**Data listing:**
········
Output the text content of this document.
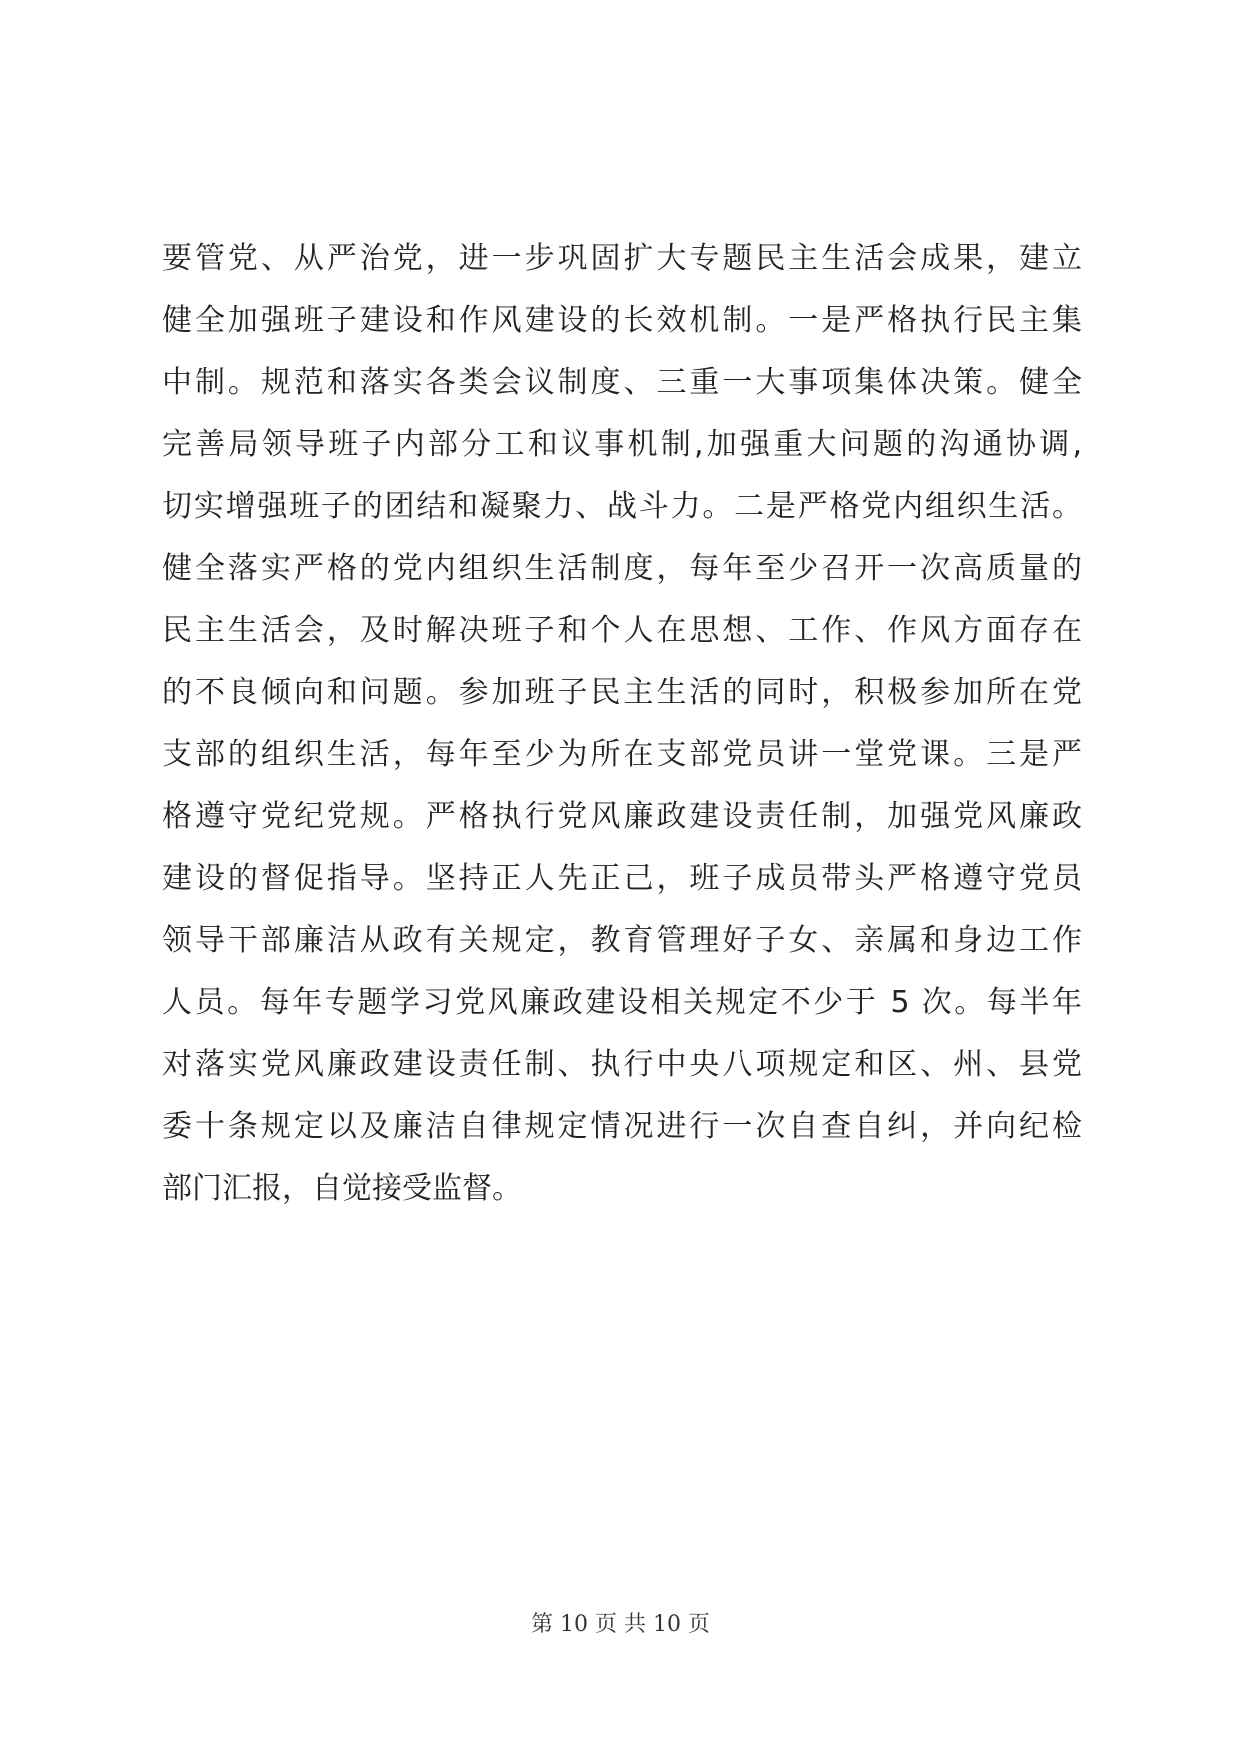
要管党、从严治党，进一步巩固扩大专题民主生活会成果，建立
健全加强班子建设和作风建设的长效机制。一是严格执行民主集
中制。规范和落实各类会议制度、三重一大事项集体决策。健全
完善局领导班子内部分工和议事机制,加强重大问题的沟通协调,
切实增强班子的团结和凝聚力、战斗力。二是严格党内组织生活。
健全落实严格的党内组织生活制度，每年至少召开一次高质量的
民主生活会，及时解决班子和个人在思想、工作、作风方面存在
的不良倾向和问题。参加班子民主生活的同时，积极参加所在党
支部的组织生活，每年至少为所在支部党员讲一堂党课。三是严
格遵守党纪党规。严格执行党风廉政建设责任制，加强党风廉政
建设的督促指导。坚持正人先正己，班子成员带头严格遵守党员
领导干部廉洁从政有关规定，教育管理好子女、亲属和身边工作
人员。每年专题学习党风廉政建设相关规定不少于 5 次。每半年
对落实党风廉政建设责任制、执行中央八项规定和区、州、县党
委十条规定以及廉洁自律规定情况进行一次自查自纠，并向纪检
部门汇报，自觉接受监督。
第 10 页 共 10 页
········
**THE PROBLEM:** Go through the entries above and print each one exactly, minus the pictures.

**SOLUTION FOR THIS TASK:**
Output the text content of this document.
要管党、从严治党，进一步巩固扩大专题民主生活会成果，建立
健全加强班子建设和作风建设的长效机制。一是严格执行民主集
中制。规范和落实各类会议制度、三重一大事项集体决策。健全
完善局领导班子内部分工和议事机制,加强重大问题的沟通协调,
切实增强班子的团结和凝聚力、战斗力。二是严格党内组织生活。
健全落实严格的党内组织生活制度，每年至少召开一次高质量的
民主生活会，及时解决班子和个人在思想、工作、作风方面存在
的不良倾向和问题。参加班子民主生活的同时，积极参加所在党
支部的组织生活，每年至少为所在支部党员讲一堂党课。三是严
格遵守党纪党规。严格执行党风廉政建设责任制，加强党风廉政
建设的督促指导。坚持正人先正己，班子成员带头严格遵守党员
领导干部廉洁从政有关规定，教育管理好子女、亲属和身边工作
人员。每年专题学习党风廉政建设相关规定不少于 5 次。每半年
对落实党风廉政建设责任制、执行中央八项规定和区、州、县党
委十条规定以及廉洁自律规定情况进行一次自查自纠，并向纪检
部门汇报，自觉接受监督。
第 10 页 共 10 页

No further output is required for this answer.